Repeat the lines that follow, leaving nothing out.

— START —

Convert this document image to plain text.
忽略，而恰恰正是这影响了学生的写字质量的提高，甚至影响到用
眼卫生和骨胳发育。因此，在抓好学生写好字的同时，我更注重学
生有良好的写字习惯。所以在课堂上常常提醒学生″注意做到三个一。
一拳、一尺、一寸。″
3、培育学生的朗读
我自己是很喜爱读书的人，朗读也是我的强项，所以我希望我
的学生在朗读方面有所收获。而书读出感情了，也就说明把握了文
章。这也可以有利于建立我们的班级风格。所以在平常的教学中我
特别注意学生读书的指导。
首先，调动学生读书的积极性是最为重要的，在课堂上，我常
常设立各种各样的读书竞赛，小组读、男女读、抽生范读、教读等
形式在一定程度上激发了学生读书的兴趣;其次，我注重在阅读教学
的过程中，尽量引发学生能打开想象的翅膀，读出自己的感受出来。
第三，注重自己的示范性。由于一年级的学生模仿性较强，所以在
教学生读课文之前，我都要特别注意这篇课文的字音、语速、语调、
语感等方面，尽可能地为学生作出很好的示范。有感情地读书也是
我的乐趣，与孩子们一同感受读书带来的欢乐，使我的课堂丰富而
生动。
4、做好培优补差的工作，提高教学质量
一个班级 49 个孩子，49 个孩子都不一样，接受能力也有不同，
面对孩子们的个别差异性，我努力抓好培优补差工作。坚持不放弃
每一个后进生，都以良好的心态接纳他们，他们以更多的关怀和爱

— END —

### TASK SOLUTION
Convert this document image to plain text.
忽略，而恰恰正是这影响了学生的写字质量的提高，甚至影响到用
眼卫生和骨胳发育。因此，在抓好学生写好字的同时，我更注重学
生有良好的写字习惯。所以在课堂上常常提醒学生″注意做到三个一。
一拳、一尺、一寸。″
3、培育学生的朗读
我自己是很喜爱读书的人，朗读也是我的强项，所以我希望我
的学生在朗读方面有所收获。而书读出感情了，也就说明把握了文
章。这也可以有利于建立我们的班级风格。所以在平常的教学中我
特别注意学生读书的指导。
首先，调动学生读书的积极性是最为重要的，在课堂上，我常
常设立各种各样的读书竞赛，小组读、男女读、抽生范读、教读等
形式在一定程度上激发了学生读书的兴趣;其次，我注重在阅读教学
的过程中，尽量引发学生能打开想象的翅膀，读出自己的感受出来。
第三，注重自己的示范性。由于一年级的学生模仿性较强，所以在
教学生读课文之前，我都要特别注意这篇课文的字音、语速、语调、
语感等方面，尽可能地为学生作出很好的示范。有感情地读书也是
我的乐趣，与孩子们一同感受读书带来的欢乐，使我的课堂丰富而
生动。
4、做好培优补差的工作，提高教学质量
一个班级 49 个孩子，49 个孩子都不一样，接受能力也有不同，
面对孩子们的个别差异性，我努力抓好培优补差工作。坚持不放弃
每一个后进生，都以良好的心态接纳他们，他们以更多的关怀和爱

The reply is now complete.